### Written instruction
Transcribe the listing that follows in full, omitting pictures.

### Rows
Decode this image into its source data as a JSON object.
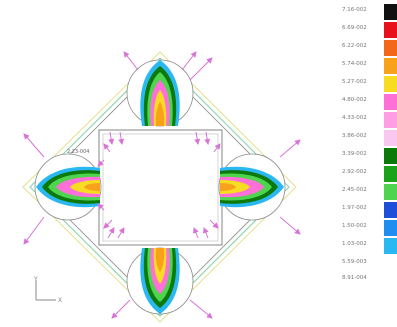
{
  "legend": {
    "entries": [
      {
        "label": "7.16-002",
        "color": "#111111"
      },
      {
        "label": "6.69-002",
        "color": "#e8101a"
      },
      {
        "label": "6.22-002",
        "color": "#f2671a"
      },
      {
        "label": "5.74-002",
        "color": "#f7a21a"
      },
      {
        "label": "5.27-002",
        "color": "#f8dc22"
      },
      {
        "label": "4.80-002",
        "color": "#ff6fd8"
      },
      {
        "label": "4.33-002",
        "color": "#ff9ee4"
      },
      {
        "label": "3.86-002",
        "color": "#f8c8f0"
      },
      {
        "label": "3.39-002",
        "color": "#0b7a0b"
      },
      {
        "label": "2.92-002",
        "color": "#1aa31a"
      },
      {
        "label": "2.45-002",
        "color": "#4fd44f"
      },
      {
        "label": "1.97-002",
        "color": "#1d4fd8"
      },
      {
        "label": "1.50-002",
        "color": "#1f8ef0"
      },
      {
        "label": "1.03-002",
        "color": "#2ab8f2"
      },
      {
        "label": "5.59-003",
        "color": "#ffffff"
      }
    ],
    "end_label": "8.91-004"
  },
  "probe_label": "2.23-004",
  "axes": {
    "y": "Y",
    "x": "X"
  },
  "colors": {
    "outline": "#8a8a8a",
    "inner_square": "#777777",
    "outer_contour_yellow": "#e6e08a",
    "outer_contour_green": "#7fd3a0",
    "arrow": "#d873d8"
  }
}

### Task solution
Decode this image into its source data as a JSON object.
{
  "legend": {
    "entries": [
      {
        "label": "7.16-002",
        "color": "#111111"
      },
      {
        "label": "6.69-002",
        "color": "#e8101a"
      },
      {
        "label": "6.22-002",
        "color": "#f2671a"
      },
      {
        "label": "5.74-002",
        "color": "#f7a21a"
      },
      {
        "label": "5.27-002",
        "color": "#f8dc22"
      },
      {
        "label": "4.80-002",
        "color": "#ff6fd8"
      },
      {
        "label": "4.33-002",
        "color": "#ff9ee4"
      },
      {
        "label": "3.86-002",
        "color": "#f8c8f0"
      },
      {
        "label": "3.39-002",
        "color": "#0b7a0b"
      },
      {
        "label": "2.92-002",
        "color": "#1aa31a"
      },
      {
        "label": "2.45-002",
        "color": "#4fd44f"
      },
      {
        "label": "1.97-002",
        "color": "#1d4fd8"
      },
      {
        "label": "1.50-002",
        "color": "#1f8ef0"
      },
      {
        "label": "1.03-002",
        "color": "#2ab8f2"
      },
      {
        "label": "5.59-003",
        "color": "#ffffff"
      }
    ],
    "end_label": "8.91-004"
  },
  "probe_label": "2.23-004",
  "axes": {
    "y": "Y",
    "x": "X"
  },
  "colors": {
    "outline": "#8a8a8a",
    "inner_square": "#777777",
    "outer_contour_yellow": "#e6e08a",
    "outer_contour_green": "#7fd3a0",
    "arrow": "#d873d8"
  }
}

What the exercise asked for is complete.